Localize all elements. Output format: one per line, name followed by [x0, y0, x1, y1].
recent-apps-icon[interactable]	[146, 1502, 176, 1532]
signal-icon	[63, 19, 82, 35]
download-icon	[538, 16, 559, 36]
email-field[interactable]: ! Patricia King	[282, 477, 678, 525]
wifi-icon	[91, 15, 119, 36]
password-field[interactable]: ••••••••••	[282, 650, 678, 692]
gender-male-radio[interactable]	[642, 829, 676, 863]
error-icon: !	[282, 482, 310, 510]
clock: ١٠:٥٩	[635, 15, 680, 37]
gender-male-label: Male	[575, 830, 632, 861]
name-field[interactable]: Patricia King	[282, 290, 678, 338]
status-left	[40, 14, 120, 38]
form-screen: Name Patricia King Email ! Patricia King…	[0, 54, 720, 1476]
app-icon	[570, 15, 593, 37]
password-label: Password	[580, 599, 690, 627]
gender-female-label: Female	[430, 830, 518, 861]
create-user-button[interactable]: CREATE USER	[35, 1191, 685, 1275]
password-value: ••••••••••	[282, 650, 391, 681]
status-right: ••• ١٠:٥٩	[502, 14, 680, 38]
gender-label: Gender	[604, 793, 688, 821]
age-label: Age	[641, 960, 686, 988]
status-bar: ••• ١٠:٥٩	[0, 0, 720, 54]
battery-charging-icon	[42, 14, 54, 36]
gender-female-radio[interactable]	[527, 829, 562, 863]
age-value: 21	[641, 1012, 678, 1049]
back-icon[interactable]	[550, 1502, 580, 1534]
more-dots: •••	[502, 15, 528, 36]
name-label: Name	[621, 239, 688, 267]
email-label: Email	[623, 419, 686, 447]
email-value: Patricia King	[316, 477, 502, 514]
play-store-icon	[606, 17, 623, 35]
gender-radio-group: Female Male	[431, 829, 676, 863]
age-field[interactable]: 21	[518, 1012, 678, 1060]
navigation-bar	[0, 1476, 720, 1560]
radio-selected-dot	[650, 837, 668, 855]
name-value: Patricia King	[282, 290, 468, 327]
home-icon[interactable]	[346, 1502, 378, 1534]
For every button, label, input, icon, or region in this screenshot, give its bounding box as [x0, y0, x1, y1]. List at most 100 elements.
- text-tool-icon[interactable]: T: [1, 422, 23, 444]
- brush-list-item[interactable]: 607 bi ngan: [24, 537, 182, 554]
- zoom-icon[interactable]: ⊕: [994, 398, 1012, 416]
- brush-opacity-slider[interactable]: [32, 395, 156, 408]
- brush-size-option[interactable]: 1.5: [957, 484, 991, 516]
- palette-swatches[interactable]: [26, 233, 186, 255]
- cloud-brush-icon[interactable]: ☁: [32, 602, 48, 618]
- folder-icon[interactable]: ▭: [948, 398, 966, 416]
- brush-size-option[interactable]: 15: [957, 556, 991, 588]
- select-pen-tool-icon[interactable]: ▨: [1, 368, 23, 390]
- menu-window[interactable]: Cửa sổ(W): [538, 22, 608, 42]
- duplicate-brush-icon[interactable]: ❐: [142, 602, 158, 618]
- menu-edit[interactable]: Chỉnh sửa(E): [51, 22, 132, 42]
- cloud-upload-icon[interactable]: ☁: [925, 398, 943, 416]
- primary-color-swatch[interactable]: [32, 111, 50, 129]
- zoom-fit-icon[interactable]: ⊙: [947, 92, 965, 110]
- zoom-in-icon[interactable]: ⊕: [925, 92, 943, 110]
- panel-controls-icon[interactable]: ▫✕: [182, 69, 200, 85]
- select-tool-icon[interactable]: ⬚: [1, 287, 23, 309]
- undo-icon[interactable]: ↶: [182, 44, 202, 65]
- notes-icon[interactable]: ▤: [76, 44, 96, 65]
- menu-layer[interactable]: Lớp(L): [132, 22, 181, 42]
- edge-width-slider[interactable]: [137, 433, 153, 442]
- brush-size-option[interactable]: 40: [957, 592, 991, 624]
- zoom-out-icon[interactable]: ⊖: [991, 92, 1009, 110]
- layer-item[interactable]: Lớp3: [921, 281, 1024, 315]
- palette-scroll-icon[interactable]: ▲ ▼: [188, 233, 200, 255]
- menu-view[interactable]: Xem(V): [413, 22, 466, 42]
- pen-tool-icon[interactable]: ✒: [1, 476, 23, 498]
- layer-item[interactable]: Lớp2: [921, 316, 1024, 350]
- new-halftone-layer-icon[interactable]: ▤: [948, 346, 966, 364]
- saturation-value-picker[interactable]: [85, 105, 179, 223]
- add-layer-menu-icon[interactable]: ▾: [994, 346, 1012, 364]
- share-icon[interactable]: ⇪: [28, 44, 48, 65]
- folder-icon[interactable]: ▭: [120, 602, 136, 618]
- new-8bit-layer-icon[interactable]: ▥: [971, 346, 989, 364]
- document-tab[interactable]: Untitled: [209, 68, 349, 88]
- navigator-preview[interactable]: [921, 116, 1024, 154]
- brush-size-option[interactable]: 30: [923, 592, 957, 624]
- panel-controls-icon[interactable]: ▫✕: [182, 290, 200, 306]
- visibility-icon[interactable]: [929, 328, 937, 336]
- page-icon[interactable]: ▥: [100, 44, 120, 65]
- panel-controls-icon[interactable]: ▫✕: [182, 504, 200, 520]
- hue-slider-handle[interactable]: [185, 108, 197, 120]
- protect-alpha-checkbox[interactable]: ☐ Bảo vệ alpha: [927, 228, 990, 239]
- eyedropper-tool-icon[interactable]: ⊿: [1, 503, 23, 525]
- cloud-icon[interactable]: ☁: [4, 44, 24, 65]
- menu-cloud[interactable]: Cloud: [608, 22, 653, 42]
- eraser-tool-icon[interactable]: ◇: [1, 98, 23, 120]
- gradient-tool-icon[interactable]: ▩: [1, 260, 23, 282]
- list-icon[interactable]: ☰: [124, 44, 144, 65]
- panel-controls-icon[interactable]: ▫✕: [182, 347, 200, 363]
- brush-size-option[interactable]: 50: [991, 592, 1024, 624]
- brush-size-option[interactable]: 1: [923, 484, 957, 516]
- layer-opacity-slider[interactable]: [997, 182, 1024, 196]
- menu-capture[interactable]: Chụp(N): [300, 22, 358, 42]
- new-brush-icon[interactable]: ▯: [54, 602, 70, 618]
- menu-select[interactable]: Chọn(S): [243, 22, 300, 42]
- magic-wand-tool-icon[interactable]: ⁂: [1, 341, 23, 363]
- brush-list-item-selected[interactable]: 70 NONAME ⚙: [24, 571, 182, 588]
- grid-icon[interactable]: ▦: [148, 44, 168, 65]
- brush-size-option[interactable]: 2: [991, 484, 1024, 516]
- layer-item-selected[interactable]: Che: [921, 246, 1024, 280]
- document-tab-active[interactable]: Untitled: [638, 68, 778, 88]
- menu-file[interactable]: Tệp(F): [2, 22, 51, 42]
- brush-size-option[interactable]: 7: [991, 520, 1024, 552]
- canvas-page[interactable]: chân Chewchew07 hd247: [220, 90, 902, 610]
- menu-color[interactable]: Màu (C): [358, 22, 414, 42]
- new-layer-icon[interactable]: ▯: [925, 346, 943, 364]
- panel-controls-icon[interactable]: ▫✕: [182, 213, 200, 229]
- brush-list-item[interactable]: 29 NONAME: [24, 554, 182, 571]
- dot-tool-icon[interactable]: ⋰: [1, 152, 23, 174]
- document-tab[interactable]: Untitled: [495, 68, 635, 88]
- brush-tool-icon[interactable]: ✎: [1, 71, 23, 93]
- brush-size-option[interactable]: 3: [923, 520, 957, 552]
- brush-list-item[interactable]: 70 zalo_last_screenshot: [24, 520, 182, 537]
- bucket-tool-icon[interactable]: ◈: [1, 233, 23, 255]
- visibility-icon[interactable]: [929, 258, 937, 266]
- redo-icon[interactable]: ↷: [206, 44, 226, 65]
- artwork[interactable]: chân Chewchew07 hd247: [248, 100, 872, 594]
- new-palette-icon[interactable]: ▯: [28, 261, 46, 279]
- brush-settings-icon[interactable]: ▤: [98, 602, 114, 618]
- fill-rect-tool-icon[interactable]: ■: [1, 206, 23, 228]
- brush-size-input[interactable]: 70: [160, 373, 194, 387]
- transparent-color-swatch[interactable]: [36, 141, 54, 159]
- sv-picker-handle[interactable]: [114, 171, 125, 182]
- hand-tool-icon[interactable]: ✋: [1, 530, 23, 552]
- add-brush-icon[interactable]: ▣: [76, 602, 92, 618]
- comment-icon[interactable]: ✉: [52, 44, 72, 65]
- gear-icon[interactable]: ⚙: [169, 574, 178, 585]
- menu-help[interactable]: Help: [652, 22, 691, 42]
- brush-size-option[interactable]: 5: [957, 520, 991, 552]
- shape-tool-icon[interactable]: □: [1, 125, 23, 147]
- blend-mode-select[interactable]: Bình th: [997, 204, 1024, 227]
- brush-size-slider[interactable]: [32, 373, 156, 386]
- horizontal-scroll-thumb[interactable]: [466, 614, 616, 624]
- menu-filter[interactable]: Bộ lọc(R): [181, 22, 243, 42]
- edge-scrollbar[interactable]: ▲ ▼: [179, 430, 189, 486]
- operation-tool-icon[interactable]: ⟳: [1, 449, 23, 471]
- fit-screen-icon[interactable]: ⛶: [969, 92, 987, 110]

**Exercise description:** Copy the data word for word, starting at its first line and ending at the line containing "1502, 378, 1534]", with both of those lines included.

**Final result:**
Localize all elements. Output format: one per line, name followed by [x0, y0, x1, y1].
recent-apps-icon[interactable]	[146, 1502, 176, 1532]
signal-icon	[63, 19, 82, 35]
download-icon	[538, 16, 559, 36]
email-field[interactable]: ! Patricia King	[282, 477, 678, 525]
wifi-icon	[91, 15, 119, 36]
password-field[interactable]: ••••••••••	[282, 650, 678, 692]
gender-male-radio[interactable]	[642, 829, 676, 863]
error-icon: !	[282, 482, 310, 510]
clock: ١٠:٥٩	[635, 15, 680, 37]
gender-male-label: Male	[575, 830, 632, 861]
name-field[interactable]: Patricia King	[282, 290, 678, 338]
status-left	[40, 14, 120, 38]
form-screen: Name Patricia King Email ! Patricia King…	[0, 54, 720, 1476]
app-icon	[570, 15, 593, 37]
password-label: Password	[580, 599, 690, 627]
gender-female-label: Female	[430, 830, 518, 861]
create-user-button[interactable]: CREATE USER	[35, 1191, 685, 1275]
password-value: ••••••••••	[282, 650, 391, 681]
status-right: ••• ١٠:٥٩	[502, 14, 680, 38]
gender-label: Gender	[604, 793, 688, 821]
age-label: Age	[641, 960, 686, 988]
status-bar: ••• ١٠:٥٩	[0, 0, 720, 54]
battery-charging-icon	[42, 14, 54, 36]
gender-female-radio[interactable]	[527, 829, 562, 863]
age-value: 21	[641, 1012, 678, 1049]
back-icon[interactable]	[550, 1502, 580, 1534]
more-dots: •••	[502, 15, 528, 36]
name-label: Name	[621, 239, 688, 267]
email-label: Email	[623, 419, 686, 447]
email-value: Patricia King	[316, 477, 502, 514]
play-store-icon	[606, 17, 623, 35]
gender-radio-group: Female Male	[431, 829, 676, 863]
age-field[interactable]: 21	[518, 1012, 678, 1060]
navigation-bar	[0, 1476, 720, 1560]
radio-selected-dot	[650, 837, 668, 855]
name-value: Patricia King	[282, 290, 468, 327]
home-icon[interactable]	[346, 1502, 378, 1534]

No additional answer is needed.